## EXERCISE GOAL:
The records that follow are to be transcribed in full, without their images.

##############################

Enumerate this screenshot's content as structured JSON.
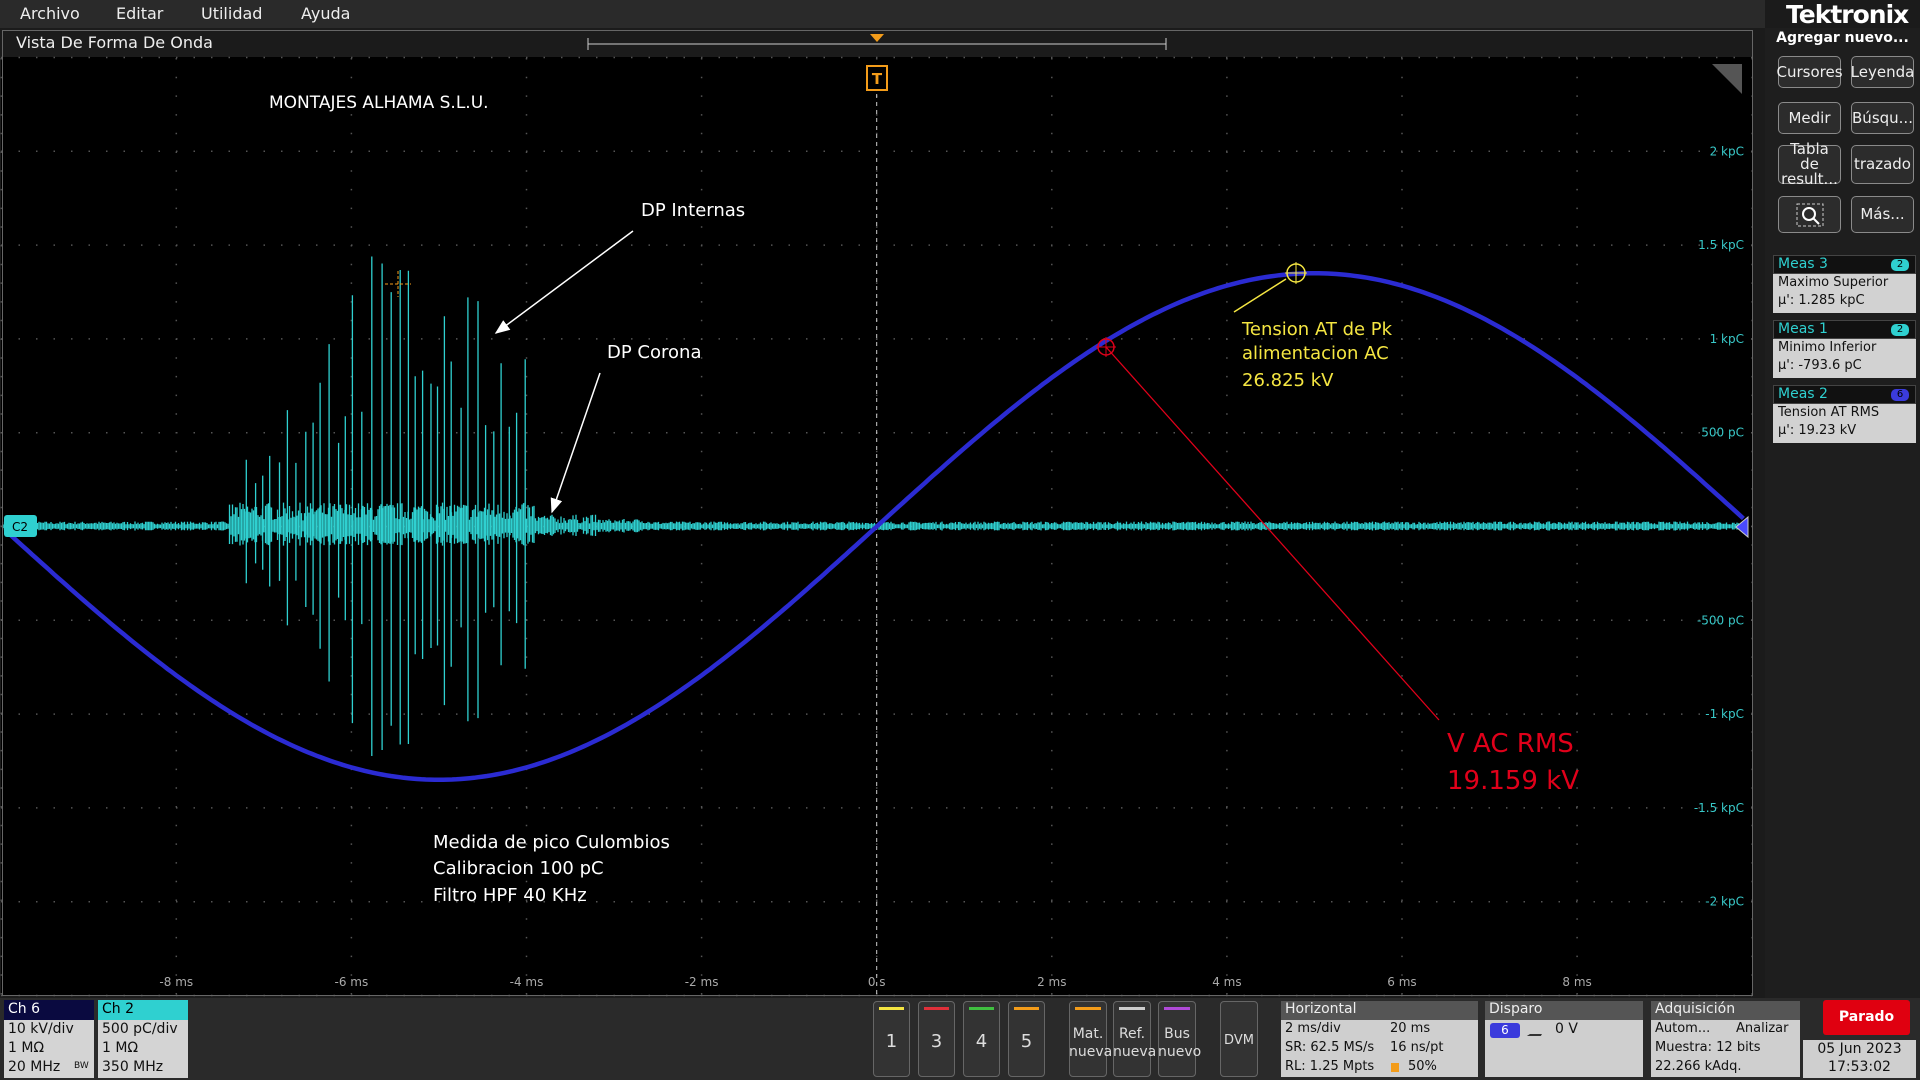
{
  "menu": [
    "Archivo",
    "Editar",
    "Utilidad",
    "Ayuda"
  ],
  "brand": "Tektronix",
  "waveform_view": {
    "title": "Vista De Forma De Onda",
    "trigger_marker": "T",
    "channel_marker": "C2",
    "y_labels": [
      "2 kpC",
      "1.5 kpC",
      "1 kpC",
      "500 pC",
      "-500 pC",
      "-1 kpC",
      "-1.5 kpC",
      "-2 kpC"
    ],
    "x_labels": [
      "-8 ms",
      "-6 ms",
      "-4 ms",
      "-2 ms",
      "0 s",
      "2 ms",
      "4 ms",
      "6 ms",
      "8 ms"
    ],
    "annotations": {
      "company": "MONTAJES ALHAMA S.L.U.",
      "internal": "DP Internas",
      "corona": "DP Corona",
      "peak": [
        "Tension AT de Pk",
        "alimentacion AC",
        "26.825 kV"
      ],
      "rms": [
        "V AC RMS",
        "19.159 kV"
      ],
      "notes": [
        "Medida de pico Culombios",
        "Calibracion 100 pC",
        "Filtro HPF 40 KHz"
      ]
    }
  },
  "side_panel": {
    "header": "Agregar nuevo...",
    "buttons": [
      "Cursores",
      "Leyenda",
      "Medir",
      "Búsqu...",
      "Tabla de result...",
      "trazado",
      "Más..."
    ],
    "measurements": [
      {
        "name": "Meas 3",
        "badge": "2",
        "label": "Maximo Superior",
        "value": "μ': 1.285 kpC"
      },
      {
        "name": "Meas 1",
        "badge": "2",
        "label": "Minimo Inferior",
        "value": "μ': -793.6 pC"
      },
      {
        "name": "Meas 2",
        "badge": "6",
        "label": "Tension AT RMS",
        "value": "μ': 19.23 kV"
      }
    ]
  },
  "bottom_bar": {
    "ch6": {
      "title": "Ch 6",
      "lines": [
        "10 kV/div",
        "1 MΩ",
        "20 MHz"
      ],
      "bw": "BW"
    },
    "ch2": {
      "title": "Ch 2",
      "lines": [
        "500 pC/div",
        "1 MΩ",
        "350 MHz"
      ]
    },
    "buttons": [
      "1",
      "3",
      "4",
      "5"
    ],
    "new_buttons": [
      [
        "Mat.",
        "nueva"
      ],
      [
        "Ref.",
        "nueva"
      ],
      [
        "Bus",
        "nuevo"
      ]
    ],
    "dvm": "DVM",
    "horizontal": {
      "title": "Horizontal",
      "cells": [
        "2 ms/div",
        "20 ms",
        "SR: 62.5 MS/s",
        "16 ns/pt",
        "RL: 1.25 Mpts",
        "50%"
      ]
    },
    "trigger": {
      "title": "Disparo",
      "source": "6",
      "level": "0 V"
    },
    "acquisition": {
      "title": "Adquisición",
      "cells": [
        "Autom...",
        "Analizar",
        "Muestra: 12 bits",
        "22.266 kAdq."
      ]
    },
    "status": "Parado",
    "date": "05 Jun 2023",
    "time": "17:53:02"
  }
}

##############################

## RESPONSE TO THIS EXERCISE:
Enumerate this screenshot's content as structured JSON.
{
  "menu": [
    "Archivo",
    "Editar",
    "Utilidad",
    "Ayuda"
  ],
  "brand": "Tektronix",
  "waveform_view": {
    "title": "Vista De Forma De Onda",
    "trigger_marker": "T",
    "channel_marker": "C2",
    "y_labels": [
      "2 kpC",
      "1.5 kpC",
      "1 kpC",
      "500 pC",
      "-500 pC",
      "-1 kpC",
      "-1.5 kpC",
      "-2 kpC"
    ],
    "x_labels": [
      "-8 ms",
      "-6 ms",
      "-4 ms",
      "-2 ms",
      "0 s",
      "2 ms",
      "4 ms",
      "6 ms",
      "8 ms"
    ],
    "annotations": {
      "company": "MONTAJES ALHAMA S.L.U.",
      "internal": "DP Internas",
      "corona": "DP Corona",
      "peak": [
        "Tension AT de Pk",
        "alimentacion AC",
        "26.825 kV"
      ],
      "rms": [
        "V AC RMS",
        "19.159 kV"
      ],
      "notes": [
        "Medida de pico Culombios",
        "Calibracion 100 pC",
        "Filtro HPF 40 KHz"
      ]
    }
  },
  "side_panel": {
    "header": "Agregar nuevo...",
    "buttons": [
      "Cursores",
      "Leyenda",
      "Medir",
      "Búsqu...",
      "Tabla de result...",
      "trazado",
      "Más..."
    ],
    "measurements": [
      {
        "name": "Meas 3",
        "badge": "2",
        "label": "Maximo Superior",
        "value": "μ': 1.285 kpC"
      },
      {
        "name": "Meas 1",
        "badge": "2",
        "label": "Minimo Inferior",
        "value": "μ': -793.6 pC"
      },
      {
        "name": "Meas 2",
        "badge": "6",
        "label": "Tension AT RMS",
        "value": "μ': 19.23 kV"
      }
    ]
  },
  "bottom_bar": {
    "ch6": {
      "title": "Ch 6",
      "lines": [
        "10 kV/div",
        "1 MΩ",
        "20 MHz"
      ],
      "bw": "BW"
    },
    "ch2": {
      "title": "Ch 2",
      "lines": [
        "500 pC/div",
        "1 MΩ",
        "350 MHz"
      ]
    },
    "buttons": [
      "1",
      "3",
      "4",
      "5"
    ],
    "new_buttons": [
      [
        "Mat.",
        "nueva"
      ],
      [
        "Ref.",
        "nueva"
      ],
      [
        "Bus",
        "nuevo"
      ]
    ],
    "dvm": "DVM",
    "horizontal": {
      "title": "Horizontal",
      "cells": [
        "2 ms/div",
        "20 ms",
        "SR: 62.5 MS/s",
        "16 ns/pt",
        "RL: 1.25 Mpts",
        "50%"
      ]
    },
    "trigger": {
      "title": "Disparo",
      "source": "6",
      "level": "0 V"
    },
    "acquisition": {
      "title": "Adquisición",
      "cells": [
        "Autom...",
        "Analizar",
        "Muestra: 12 bits",
        "22.266 kAdq."
      ]
    },
    "status": "Parado",
    "date": "05 Jun 2023",
    "time": "17:53:02"
  }
}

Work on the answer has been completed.